Extracted records:
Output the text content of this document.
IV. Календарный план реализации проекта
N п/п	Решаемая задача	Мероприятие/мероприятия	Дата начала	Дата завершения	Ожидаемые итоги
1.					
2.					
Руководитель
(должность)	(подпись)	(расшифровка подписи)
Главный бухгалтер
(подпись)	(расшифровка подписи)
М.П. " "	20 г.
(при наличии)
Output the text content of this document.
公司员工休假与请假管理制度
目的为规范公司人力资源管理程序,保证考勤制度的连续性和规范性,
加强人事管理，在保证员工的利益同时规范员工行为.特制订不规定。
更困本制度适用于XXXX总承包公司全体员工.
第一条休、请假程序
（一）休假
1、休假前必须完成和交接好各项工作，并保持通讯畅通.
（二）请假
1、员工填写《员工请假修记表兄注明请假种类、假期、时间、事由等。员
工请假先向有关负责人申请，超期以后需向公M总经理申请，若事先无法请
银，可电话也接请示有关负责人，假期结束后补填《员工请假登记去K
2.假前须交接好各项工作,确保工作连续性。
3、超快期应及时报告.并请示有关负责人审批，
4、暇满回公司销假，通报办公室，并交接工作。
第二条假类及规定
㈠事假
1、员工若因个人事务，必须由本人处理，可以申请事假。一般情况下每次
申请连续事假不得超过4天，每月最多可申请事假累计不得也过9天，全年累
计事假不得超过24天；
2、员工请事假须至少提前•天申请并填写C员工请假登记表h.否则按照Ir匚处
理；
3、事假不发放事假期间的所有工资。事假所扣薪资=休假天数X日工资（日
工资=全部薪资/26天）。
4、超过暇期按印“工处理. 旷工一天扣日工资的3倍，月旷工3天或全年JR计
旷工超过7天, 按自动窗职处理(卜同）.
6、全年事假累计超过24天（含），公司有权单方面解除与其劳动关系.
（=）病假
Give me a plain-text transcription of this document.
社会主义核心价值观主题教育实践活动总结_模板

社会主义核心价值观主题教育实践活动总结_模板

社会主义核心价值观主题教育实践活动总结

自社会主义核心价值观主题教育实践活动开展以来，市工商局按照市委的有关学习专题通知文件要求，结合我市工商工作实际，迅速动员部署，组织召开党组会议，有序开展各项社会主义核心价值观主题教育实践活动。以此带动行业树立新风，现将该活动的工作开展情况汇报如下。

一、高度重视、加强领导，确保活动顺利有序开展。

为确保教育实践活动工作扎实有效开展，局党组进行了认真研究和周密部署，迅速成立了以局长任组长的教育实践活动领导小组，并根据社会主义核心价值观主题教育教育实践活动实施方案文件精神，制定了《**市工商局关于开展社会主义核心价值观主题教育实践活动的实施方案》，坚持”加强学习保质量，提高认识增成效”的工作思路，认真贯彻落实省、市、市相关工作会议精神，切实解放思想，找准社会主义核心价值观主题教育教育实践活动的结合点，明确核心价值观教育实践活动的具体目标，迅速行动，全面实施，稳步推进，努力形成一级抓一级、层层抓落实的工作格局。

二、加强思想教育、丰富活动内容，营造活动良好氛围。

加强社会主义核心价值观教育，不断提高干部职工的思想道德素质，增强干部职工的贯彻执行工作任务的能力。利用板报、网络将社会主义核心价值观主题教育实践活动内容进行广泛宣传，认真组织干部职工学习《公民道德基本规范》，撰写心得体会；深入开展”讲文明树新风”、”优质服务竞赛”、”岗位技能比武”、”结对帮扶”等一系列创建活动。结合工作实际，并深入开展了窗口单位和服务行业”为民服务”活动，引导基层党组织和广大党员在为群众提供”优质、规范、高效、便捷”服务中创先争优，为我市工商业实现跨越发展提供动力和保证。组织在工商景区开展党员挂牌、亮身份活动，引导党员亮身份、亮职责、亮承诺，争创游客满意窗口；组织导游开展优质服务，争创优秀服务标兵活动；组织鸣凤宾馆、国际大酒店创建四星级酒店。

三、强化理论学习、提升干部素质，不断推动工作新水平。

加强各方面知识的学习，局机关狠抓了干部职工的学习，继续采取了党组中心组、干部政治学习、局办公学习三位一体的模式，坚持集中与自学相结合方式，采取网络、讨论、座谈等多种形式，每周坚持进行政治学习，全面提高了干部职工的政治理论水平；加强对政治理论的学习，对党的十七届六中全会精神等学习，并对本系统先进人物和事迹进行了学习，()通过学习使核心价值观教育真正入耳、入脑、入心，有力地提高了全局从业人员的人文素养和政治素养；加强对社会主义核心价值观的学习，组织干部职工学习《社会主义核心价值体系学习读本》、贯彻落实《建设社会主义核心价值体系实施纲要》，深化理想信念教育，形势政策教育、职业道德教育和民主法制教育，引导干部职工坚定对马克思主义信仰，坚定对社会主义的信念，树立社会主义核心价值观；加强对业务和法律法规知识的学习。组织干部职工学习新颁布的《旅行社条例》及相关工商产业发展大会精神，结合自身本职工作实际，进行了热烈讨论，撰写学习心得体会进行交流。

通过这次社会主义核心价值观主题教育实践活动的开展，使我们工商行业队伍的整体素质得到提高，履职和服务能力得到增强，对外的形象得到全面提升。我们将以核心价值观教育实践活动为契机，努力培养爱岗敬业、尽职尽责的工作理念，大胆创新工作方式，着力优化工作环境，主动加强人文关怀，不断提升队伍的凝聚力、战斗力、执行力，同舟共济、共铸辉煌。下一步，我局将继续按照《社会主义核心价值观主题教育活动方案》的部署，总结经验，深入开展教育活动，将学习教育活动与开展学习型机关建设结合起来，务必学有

▶ **TASK BRIEF**:
The full set of records should be duplicated exactly.

▶ **ANSWER TO THIS EXERCISE**:
Output the text content of this document.
IV. Календарный план реализации проекта
N п/п	Решаемая задача	Мероприятие/мероприятия	Дата начала	Дата завершения	Ожидаемые итоги
1.					
2.					
Руководитель
(должность)	(подпись)	(расшифровка подписи)
Главный бухгалтер
(подпись)	(расшифровка подписи)
М.П. " "	20 г.
(при наличии)
Output the text content of this document.
公司员工休假与请假管理制度
目的为规范公司人力资源管理程序,保证考勤制度的连续性和规范性,
加强人事管理，在保证员工的利益同时规范员工行为.特制订不规定。
更困本制度适用于XXXX总承包公司全体员工.
第一条休、请假程序
（一）休假
1、休假前必须完成和交接好各项工作，并保持通讯畅通.
（二）请假
1、员工填写《员工请假修记表兄注明请假种类、假期、时间、事由等。员
工请假先向有关负责人申请，超期以后需向公M总经理申请，若事先无法请
银，可电话也接请示有关负责人，假期结束后补填《员工请假登记去K
2.假前须交接好各项工作,确保工作连续性。
3、超快期应及时报告.并请示有关负责人审批，
4、暇满回公司销假，通报办公室，并交接工作。
第二条假类及规定
㈠事假
1、员工若因个人事务，必须由本人处理，可以申请事假。一般情况下每次
申请连续事假不得超过4天，每月最多可申请事假累计不得也过9天，全年累
计事假不得超过24天；
2、员工请事假须至少提前•天申请并填写C员工请假登记表h.否则按照Ir匚处
理；
3、事假不发放事假期间的所有工资。事假所扣薪资=休假天数X日工资（日
工资=全部薪资/26天）。
4、超过暇期按印“工处理. 旷工一天扣日工资的3倍，月旷工3天或全年JR计
旷工超过7天, 按自动窗职处理(卜同）.
6、全年事假累计超过24天（含），公司有权单方面解除与其劳动关系.
（=）病假
Give me a plain-text transcription of this document.
社会主义核心价值观主题教育实践活动总结_模板

社会主义核心价值观主题教育实践活动总结_模板

社会主义核心价值观主题教育实践活动总结

自社会主义核心价值观主题教育实践活动开展以来，市工商局按照市委的有关学习专题通知文件要求，结合我市工商工作实际，迅速动员部署，组织召开党组会议，有序开展各项社会主义核心价值观主题教育实践活动。以此带动行业树立新风，现将该活动的工作开展情况汇报如下。

一、高度重视、加强领导，确保活动顺利有序开展。

为确保教育实践活动工作扎实有效开展，局党组进行了认真研究和周密部署，迅速成立了以局长任组长的教育实践活动领导小组，并根据社会主义核心价值观主题教育教育实践活动实施方案文件精神，制定了《**市工商局关于开展社会主义核心价值观主题教育实践活动的实施方案》，坚持”加强学习保质量，提高认识增成效”的工作思路，认真贯彻落实省、市、市相关工作会议精神，切实解放思想，找准社会主义核心价值观主题教育教育实践活动的结合点，明确核心价值观教育实践活动的具体目标，迅速行动，全面实施，稳步推进，努力形成一级抓一级、层层抓落实的工作格局。

二、加强思想教育、丰富活动内容，营造活动良好氛围。

加强社会主义核心价值观教育，不断提高干部职工的思想道德素质，增强干部职工的贯彻执行工作任务的能力。利用板报、网络将社会主义核心价值观主题教育实践活动内容进行广泛宣传，认真组织干部职工学习《公民道德基本规范》，撰写心得体会；深入开展”讲文明树新风”、”优质服务竞赛”、”岗位技能比武”、”结对帮扶”等一系列创建活动。结合工作实际，并深入开展了窗口单位和服务行业”为民服务”活动，引导基层党组织和广大党员在为群众提供”优质、规范、高效、便捷”服务中创先争优，为我市工商业实现跨越发展提供动力和保证。组织在工商景区开展党员挂牌、亮身份活动，引导党员亮身份、亮职责、亮承诺，争创游客满意窗口；组织导游开展优质服务，争创优秀服务标兵活动；组织鸣凤宾馆、国际大酒店创建四星级酒店。

三、强化理论学习、提升干部素质，不断推动工作新水平。

加强各方面知识的学习，局机关狠抓了干部职工的学习，继续采取了党组中心组、干部政治学习、局办公学习三位一体的模式，坚持集中与自学相结合方式，采取网络、讨论、座谈等多种形式，每周坚持进行政治学习，全面提高了干部职工的政治理论水平；加强对政治理论的学习，对党的十七届六中全会精神等学习，并对本系统先进人物和事迹进行了学习，()通过学习使核心价值观教育真正入耳、入脑、入心，有力地提高了全局从业人员的人文素养和政治素养；加强对社会主义核心价值观的学习，组织干部职工学习《社会主义核心价值体系学习读本》、贯彻落实《建设社会主义核心价值体系实施纲要》，深化理想信念教育，形势政策教育、职业道德教育和民主法制教育，引导干部职工坚定对马克思主义信仰，坚定对社会主义的信念，树立社会主义核心价值观；加强对业务和法律法规知识的学习。组织干部职工学习新颁布的《旅行社条例》及相关工商产业发展大会精神，结合自身本职工作实际，进行了热烈讨论，撰写学习心得体会进行交流。

通过这次社会主义核心价值观主题教育实践活动的开展，使我们工商行业队伍的整体素质得到提高，履职和服务能力得到增强，对外的形象得到全面提升。我们将以核心价值观教育实践活动为契机，努力培养爱岗敬业、尽职尽责的工作理念，大胆创新工作方式，着力优化工作环境，主动加强人文关怀，不断提升队伍的凝聚力、战斗力、执行力，同舟共济、共铸辉煌。下一步，我局将继续按照《社会主义核心价值观主题教育活动方案》的部署，总结经验，深入开展教育活动，将学习教育活动与开展学习型机关建设结合起来，务必学有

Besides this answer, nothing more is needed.